* WHAT THE TASK ASKS:
State how many lines include "Output", giving the number by itself.

Stored data:
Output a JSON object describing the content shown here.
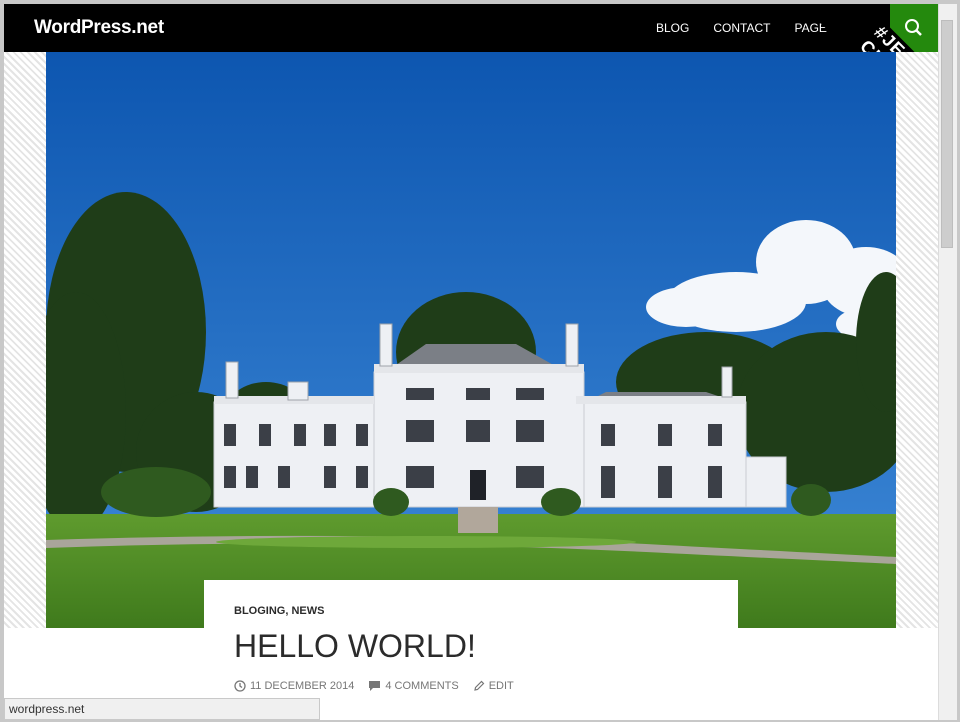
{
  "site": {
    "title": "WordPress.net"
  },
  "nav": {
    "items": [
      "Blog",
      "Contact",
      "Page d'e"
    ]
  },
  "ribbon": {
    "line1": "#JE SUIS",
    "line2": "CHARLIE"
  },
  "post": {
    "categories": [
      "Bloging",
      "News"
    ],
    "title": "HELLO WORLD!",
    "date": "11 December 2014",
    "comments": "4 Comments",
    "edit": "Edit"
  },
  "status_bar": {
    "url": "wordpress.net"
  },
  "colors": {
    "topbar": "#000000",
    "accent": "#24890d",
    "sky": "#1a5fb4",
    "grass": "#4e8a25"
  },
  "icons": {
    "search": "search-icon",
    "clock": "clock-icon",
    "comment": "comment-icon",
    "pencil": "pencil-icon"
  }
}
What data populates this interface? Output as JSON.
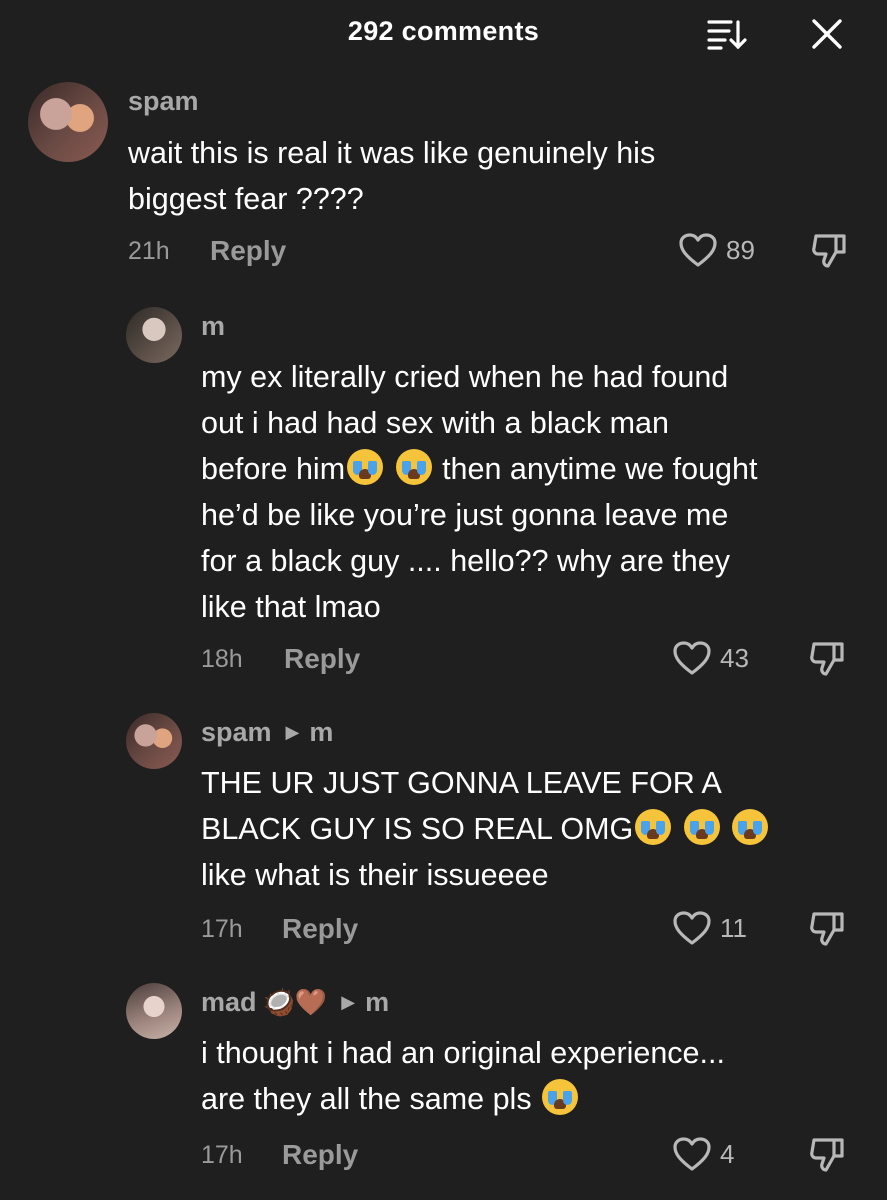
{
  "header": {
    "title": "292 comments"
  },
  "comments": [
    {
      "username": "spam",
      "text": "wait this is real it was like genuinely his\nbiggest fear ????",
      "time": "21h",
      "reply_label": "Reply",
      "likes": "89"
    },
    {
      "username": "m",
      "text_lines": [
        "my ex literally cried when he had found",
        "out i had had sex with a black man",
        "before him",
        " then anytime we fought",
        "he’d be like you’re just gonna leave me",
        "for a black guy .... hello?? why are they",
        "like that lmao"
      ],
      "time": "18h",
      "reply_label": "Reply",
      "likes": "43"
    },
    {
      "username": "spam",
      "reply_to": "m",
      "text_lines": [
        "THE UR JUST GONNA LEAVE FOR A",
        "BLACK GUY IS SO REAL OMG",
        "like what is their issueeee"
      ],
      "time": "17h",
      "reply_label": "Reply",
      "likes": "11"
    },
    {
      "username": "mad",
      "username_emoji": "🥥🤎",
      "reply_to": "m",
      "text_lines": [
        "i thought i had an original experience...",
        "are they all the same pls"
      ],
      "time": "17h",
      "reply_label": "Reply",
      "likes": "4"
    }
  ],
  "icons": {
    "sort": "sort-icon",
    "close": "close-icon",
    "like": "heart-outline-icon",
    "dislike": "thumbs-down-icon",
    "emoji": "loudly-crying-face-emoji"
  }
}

* ANSWER TO THE PROBLEM:
2